- Requirements -
Each record below should appear again exactly as written.

╭─ Information given

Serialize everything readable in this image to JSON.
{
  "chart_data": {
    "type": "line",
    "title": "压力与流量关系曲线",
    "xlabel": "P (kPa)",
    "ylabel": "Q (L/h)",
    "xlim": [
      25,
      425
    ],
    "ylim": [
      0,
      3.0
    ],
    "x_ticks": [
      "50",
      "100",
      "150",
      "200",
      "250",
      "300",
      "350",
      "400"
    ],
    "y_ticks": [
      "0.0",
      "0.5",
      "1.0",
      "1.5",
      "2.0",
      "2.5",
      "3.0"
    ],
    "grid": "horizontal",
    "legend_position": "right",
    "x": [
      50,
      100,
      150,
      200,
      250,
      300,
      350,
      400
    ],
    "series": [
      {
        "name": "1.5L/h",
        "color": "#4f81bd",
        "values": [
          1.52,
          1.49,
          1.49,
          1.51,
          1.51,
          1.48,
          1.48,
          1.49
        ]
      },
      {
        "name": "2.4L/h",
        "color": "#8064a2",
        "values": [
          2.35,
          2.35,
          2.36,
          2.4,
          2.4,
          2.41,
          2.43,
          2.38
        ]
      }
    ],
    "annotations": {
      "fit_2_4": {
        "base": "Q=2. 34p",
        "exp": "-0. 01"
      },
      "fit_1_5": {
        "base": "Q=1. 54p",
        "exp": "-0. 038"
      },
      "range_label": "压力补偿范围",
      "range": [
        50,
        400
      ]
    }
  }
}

╰─

- The completed task -
Serialize everything readable in this image to JSON.
{
  "chart_data": {
    "type": "line",
    "title": "压力与流量关系曲线",
    "xlabel": "P (kPa)",
    "ylabel": "Q (L/h)",
    "xlim": [
      25,
      425
    ],
    "ylim": [
      0,
      3.0
    ],
    "x_ticks": [
      "50",
      "100",
      "150",
      "200",
      "250",
      "300",
      "350",
      "400"
    ],
    "y_ticks": [
      "0.0",
      "0.5",
      "1.0",
      "1.5",
      "2.0",
      "2.5",
      "3.0"
    ],
    "grid": "horizontal",
    "legend_position": "right",
    "x": [
      50,
      100,
      150,
      200,
      250,
      300,
      350,
      400
    ],
    "series": [
      {
        "name": "1.5L/h",
        "color": "#4f81bd",
        "values": [
          1.52,
          1.49,
          1.49,
          1.51,
          1.51,
          1.48,
          1.48,
          1.49
        ]
      },
      {
        "name": "2.4L/h",
        "color": "#8064a2",
        "values": [
          2.35,
          2.35,
          2.36,
          2.4,
          2.4,
          2.41,
          2.43,
          2.38
        ]
      }
    ],
    "annotations": {
      "fit_2_4": {
        "base": "Q=2. 34p",
        "exp": "-0. 01"
      },
      "fit_1_5": {
        "base": "Q=1. 54p",
        "exp": "-0. 038"
      },
      "range_label": "压力补偿范围",
      "range": [
        50,
        400
      ]
    }
  }
}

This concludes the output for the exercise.